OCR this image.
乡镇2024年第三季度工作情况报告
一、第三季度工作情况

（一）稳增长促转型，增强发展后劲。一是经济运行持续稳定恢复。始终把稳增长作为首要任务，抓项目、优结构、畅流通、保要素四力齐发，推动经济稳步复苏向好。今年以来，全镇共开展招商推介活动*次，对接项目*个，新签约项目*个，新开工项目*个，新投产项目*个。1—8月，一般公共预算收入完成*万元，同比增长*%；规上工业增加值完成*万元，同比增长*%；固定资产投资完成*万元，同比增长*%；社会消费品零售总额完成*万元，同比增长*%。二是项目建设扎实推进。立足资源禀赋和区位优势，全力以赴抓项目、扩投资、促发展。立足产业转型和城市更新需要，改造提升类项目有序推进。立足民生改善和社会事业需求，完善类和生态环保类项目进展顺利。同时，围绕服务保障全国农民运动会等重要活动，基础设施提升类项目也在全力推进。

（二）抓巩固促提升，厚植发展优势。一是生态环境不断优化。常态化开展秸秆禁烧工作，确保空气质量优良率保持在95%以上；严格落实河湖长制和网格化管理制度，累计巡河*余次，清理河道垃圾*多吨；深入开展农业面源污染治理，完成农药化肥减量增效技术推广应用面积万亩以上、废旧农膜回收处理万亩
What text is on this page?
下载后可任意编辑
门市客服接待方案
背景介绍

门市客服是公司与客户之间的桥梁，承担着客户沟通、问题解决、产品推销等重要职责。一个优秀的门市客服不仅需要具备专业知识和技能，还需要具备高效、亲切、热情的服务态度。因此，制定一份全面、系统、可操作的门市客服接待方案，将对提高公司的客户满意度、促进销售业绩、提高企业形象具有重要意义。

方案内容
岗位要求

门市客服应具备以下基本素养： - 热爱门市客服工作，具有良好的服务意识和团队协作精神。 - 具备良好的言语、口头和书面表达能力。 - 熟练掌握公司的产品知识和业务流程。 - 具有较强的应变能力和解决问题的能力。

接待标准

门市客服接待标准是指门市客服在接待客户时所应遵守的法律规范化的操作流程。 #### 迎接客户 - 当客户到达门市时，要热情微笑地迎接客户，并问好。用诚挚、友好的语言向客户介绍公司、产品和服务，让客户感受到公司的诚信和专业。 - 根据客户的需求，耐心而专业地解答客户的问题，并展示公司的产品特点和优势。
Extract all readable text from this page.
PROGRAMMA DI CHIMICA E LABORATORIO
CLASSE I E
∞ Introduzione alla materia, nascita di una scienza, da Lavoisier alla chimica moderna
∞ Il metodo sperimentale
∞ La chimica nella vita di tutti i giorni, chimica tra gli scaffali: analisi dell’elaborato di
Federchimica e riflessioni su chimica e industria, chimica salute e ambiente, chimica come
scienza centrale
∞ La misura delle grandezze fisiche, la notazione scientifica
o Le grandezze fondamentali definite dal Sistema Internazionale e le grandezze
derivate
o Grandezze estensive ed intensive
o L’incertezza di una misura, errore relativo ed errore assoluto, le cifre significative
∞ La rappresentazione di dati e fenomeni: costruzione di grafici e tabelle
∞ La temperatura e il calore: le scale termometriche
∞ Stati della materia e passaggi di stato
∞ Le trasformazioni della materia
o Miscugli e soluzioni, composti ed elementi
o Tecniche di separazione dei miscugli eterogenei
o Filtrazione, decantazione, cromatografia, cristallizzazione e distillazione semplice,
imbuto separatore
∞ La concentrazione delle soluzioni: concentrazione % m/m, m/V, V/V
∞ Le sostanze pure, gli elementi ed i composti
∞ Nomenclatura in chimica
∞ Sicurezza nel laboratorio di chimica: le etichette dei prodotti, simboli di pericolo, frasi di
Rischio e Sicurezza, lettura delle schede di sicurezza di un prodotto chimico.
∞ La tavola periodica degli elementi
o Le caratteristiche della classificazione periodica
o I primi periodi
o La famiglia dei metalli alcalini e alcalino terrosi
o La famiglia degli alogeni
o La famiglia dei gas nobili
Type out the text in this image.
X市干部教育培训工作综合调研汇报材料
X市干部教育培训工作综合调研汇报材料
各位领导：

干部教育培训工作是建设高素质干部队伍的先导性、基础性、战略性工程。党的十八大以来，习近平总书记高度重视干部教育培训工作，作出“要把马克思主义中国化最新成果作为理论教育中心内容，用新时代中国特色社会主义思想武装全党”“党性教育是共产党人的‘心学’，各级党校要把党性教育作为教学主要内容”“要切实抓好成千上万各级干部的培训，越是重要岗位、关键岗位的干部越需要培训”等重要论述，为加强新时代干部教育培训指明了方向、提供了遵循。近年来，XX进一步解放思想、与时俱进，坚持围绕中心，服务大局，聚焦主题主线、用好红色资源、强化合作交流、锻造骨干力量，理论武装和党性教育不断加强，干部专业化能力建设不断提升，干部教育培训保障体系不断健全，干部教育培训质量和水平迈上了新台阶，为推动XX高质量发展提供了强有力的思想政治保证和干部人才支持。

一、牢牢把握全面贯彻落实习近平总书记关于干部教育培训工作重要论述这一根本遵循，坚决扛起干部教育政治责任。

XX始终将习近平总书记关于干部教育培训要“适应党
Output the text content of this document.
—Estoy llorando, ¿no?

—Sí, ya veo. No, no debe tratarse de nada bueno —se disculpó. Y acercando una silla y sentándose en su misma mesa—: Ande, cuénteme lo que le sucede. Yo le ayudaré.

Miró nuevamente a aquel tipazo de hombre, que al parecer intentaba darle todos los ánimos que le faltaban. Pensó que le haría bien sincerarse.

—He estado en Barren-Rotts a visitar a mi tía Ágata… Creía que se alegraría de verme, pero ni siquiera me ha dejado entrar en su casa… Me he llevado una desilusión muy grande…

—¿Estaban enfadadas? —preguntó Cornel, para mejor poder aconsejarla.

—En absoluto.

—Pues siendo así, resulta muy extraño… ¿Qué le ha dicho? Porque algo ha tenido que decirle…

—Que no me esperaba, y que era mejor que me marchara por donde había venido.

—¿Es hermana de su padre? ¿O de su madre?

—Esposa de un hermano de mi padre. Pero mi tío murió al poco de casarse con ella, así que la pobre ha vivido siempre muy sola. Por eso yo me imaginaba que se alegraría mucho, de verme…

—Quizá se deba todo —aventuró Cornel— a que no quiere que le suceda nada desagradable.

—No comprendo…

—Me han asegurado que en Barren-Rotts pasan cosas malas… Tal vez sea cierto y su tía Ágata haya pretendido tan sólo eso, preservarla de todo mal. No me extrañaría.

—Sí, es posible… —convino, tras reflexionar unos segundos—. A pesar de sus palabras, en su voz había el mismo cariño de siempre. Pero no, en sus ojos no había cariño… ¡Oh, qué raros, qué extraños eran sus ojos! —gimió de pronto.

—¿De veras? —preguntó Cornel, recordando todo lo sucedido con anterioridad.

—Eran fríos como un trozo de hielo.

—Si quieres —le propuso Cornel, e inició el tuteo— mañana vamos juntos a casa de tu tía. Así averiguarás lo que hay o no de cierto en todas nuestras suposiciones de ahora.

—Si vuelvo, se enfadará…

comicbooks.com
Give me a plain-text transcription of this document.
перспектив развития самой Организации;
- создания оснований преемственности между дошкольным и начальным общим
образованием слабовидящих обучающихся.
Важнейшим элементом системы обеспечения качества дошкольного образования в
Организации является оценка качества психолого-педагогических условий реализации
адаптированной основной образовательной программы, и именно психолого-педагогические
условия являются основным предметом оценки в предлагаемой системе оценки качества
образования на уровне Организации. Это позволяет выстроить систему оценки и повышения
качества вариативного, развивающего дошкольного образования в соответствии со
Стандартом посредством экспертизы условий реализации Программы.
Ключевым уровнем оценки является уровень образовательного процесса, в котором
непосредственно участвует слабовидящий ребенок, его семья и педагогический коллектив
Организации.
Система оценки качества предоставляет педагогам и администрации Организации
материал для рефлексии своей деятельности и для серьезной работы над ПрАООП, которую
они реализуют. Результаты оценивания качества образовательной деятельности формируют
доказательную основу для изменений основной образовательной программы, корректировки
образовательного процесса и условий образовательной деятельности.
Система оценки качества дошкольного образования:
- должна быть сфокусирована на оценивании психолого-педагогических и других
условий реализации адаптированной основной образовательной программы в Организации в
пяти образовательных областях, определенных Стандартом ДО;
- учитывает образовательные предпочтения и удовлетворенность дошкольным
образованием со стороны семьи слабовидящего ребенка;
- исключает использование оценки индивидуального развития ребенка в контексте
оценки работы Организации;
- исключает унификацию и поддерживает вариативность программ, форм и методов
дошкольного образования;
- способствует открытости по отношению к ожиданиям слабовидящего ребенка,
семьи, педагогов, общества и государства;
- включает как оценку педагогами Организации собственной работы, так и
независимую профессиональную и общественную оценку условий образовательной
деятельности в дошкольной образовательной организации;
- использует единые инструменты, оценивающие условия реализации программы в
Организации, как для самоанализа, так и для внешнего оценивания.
----
Look through the data and gather every line with the string "дошкольным" in it.

- создания оснований преемственности между дошкольным и начальным общим
- учитывает образовательные предпочтения и удовлетворенность дошкольным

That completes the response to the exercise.